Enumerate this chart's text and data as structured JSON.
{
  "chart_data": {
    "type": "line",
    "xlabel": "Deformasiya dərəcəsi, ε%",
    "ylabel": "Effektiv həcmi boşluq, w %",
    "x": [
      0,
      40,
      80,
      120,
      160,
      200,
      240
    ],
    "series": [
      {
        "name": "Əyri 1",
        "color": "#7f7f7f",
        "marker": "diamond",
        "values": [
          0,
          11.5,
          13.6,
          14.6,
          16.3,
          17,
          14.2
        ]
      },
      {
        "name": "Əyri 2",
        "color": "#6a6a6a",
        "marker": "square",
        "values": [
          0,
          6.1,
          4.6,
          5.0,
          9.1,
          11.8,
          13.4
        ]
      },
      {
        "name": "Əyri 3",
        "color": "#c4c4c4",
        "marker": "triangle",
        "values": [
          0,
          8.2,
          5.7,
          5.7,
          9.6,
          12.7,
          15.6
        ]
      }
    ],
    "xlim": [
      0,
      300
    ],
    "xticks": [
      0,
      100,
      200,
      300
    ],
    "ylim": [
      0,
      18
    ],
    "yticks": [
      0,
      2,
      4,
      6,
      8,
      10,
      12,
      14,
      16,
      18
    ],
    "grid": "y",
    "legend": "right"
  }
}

____________

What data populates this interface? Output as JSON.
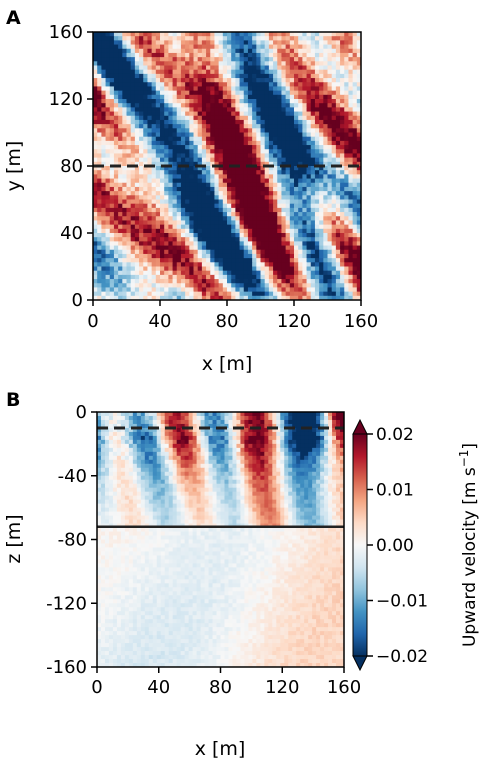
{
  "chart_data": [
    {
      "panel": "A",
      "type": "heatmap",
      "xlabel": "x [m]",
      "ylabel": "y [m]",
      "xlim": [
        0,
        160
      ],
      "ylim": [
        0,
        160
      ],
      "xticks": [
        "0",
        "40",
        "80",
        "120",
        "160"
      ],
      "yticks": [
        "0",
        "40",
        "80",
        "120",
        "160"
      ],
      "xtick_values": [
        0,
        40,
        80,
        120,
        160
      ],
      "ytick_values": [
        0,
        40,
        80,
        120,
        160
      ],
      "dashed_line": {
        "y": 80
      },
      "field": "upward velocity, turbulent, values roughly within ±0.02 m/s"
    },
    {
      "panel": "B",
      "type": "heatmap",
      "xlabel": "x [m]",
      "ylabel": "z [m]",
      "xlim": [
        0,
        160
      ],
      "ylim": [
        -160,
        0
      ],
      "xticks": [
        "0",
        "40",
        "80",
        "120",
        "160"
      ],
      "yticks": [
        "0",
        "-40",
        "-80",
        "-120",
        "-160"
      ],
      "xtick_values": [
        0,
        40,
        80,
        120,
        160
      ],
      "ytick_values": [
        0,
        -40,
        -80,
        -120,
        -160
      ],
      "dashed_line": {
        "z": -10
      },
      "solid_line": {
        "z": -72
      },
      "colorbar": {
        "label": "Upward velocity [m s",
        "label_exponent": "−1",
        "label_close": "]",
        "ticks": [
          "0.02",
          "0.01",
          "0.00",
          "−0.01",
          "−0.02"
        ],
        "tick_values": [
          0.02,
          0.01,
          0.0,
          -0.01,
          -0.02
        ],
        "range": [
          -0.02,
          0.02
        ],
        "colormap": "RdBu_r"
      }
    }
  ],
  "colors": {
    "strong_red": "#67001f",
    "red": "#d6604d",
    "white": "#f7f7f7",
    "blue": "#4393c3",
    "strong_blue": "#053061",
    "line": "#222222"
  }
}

____________

_EXERCISE GOAL_
Give the count of lines holding the word "velocity", with no other words.

_SOLVED EXERCISE_
2